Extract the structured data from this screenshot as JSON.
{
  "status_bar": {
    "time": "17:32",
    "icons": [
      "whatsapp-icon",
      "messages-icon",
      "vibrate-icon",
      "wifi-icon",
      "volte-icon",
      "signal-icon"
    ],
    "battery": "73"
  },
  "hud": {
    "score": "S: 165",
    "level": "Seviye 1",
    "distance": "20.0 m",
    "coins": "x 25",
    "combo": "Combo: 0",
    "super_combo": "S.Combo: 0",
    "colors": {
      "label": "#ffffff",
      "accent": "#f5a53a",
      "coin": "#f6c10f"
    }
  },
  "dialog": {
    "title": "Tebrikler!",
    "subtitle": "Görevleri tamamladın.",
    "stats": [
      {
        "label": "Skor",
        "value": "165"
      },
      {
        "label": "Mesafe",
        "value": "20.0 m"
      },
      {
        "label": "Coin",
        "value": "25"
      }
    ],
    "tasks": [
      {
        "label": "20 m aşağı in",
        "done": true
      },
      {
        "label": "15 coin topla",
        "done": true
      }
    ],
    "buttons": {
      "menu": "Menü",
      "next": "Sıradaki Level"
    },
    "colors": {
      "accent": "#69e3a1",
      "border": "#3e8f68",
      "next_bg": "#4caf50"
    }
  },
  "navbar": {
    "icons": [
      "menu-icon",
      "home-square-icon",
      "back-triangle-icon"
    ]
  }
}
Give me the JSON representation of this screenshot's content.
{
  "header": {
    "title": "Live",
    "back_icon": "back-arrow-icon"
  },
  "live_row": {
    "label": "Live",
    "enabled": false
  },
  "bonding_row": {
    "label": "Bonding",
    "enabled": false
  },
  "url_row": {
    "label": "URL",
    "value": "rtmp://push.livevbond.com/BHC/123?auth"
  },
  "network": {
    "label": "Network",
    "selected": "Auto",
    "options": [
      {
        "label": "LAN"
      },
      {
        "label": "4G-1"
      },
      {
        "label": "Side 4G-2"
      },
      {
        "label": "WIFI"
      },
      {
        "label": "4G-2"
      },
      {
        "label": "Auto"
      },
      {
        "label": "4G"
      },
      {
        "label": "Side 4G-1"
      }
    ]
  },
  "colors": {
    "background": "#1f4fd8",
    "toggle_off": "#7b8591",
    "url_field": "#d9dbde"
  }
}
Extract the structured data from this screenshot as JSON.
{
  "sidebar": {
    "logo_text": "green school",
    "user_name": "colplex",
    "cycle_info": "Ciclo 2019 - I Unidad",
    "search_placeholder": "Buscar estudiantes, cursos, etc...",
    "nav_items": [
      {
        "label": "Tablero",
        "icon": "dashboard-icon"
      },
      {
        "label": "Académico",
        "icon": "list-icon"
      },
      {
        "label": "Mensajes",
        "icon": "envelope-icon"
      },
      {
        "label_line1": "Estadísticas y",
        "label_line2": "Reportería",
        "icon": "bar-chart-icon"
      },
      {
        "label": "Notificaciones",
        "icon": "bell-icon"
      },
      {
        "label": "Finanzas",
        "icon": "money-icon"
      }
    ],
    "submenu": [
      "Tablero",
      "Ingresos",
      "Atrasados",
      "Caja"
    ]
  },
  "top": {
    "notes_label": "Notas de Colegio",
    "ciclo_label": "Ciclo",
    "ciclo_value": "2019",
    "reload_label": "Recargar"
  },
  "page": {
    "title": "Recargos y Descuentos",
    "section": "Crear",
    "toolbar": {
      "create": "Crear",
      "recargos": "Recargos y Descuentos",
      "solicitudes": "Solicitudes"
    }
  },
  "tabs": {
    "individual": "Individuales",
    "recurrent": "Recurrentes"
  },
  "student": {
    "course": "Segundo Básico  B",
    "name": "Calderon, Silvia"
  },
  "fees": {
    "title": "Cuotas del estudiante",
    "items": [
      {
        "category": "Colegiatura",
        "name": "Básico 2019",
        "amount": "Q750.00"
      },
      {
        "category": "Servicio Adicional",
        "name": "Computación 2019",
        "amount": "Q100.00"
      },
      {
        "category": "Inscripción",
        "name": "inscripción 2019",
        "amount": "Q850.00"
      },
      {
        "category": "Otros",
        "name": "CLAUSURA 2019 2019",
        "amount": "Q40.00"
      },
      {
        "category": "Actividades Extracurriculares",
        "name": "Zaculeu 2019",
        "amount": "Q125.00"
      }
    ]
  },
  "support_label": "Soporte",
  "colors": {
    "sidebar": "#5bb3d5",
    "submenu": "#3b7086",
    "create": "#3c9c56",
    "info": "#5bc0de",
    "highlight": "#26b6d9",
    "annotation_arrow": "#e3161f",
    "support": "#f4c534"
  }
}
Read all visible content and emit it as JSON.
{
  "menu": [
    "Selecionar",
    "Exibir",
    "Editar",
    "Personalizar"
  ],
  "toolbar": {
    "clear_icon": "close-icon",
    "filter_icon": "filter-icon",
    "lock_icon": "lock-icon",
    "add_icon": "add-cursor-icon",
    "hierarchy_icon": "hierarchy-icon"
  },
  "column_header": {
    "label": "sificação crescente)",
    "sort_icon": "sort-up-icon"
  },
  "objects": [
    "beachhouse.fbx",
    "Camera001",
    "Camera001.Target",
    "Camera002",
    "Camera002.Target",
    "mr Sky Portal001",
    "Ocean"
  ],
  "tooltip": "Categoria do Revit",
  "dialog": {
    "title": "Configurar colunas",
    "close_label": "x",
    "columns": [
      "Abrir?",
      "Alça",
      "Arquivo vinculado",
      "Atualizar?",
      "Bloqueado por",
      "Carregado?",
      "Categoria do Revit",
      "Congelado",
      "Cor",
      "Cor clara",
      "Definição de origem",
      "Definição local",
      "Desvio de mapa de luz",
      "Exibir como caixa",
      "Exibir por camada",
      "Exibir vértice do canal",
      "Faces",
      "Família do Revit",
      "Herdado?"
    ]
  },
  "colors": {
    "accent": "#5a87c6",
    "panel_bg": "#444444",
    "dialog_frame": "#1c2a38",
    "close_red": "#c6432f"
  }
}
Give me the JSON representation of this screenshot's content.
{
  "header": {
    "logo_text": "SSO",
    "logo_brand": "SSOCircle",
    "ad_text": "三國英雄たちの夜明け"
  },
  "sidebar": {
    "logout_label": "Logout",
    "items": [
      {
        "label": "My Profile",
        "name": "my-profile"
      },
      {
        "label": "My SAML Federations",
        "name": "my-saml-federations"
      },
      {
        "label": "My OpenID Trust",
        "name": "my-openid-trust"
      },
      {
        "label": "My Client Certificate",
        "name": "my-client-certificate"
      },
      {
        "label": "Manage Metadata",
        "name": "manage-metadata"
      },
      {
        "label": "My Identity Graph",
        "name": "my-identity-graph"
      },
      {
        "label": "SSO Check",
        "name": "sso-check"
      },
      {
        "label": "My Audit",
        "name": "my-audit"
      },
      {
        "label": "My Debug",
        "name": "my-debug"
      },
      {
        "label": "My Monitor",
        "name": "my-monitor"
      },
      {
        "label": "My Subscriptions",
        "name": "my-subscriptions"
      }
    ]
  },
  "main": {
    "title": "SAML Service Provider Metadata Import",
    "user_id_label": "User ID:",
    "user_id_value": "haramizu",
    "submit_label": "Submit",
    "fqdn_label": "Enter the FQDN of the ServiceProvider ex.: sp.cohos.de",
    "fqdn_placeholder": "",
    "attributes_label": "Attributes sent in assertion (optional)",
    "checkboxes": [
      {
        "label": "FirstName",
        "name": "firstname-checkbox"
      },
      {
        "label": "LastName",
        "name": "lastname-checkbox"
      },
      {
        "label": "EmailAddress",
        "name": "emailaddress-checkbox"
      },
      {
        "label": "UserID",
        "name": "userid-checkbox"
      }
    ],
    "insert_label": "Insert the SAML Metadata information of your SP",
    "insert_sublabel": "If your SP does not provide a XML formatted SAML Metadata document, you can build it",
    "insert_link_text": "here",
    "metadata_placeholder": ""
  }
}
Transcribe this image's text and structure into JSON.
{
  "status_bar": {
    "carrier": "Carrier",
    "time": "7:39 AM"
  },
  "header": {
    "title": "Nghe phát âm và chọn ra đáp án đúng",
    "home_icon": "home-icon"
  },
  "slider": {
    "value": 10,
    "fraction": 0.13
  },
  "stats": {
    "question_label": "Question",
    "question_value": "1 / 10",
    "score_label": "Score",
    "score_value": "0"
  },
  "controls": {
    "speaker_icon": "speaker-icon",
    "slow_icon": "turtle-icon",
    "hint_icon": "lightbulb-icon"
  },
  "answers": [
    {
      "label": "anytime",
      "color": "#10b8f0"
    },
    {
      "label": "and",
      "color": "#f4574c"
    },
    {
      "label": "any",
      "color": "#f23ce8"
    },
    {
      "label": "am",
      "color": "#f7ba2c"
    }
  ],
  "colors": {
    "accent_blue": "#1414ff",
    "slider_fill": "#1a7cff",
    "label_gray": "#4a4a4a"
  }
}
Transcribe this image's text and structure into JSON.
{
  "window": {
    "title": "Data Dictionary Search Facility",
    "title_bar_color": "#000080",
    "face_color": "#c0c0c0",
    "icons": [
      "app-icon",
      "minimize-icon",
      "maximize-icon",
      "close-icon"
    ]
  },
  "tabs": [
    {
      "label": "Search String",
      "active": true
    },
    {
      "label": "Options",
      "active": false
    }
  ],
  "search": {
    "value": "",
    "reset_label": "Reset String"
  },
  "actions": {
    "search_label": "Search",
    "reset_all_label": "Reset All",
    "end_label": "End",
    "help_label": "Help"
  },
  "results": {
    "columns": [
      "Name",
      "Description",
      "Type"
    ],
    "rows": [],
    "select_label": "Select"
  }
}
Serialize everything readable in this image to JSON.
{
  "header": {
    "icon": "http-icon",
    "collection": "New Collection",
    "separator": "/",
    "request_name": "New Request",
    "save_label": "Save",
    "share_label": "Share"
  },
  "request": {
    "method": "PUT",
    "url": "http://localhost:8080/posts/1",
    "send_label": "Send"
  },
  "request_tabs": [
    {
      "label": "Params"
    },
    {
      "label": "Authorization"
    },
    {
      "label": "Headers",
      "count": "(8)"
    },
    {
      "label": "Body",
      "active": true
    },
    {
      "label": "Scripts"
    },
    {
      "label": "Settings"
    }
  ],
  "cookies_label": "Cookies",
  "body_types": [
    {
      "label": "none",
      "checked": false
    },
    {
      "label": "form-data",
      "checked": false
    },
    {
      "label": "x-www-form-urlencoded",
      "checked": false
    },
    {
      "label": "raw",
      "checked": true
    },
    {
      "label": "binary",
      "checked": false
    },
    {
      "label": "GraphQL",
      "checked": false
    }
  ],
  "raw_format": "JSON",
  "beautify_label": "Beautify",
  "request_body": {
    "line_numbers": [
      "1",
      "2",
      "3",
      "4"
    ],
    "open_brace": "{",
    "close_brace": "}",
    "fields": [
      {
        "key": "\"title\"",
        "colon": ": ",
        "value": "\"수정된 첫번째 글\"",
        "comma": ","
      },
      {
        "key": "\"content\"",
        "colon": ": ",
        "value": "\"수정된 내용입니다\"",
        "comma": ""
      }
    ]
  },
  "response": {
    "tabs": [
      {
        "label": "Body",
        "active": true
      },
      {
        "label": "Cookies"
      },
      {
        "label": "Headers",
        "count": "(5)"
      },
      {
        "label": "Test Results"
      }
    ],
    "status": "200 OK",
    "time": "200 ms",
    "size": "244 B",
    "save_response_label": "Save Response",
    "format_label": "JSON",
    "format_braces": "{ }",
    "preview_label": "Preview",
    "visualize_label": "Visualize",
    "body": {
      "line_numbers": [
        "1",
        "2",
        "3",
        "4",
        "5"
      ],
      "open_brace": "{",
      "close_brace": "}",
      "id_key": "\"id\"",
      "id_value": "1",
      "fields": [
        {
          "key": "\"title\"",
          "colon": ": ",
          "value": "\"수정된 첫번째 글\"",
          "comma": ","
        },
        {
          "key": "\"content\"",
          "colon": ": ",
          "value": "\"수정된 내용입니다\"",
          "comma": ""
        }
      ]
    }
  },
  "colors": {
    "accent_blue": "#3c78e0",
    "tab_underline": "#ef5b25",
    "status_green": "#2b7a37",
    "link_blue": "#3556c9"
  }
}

### Exercise details:
Work out how many lines of the material above contain the word "active", then give only that figure.

### Answer:
4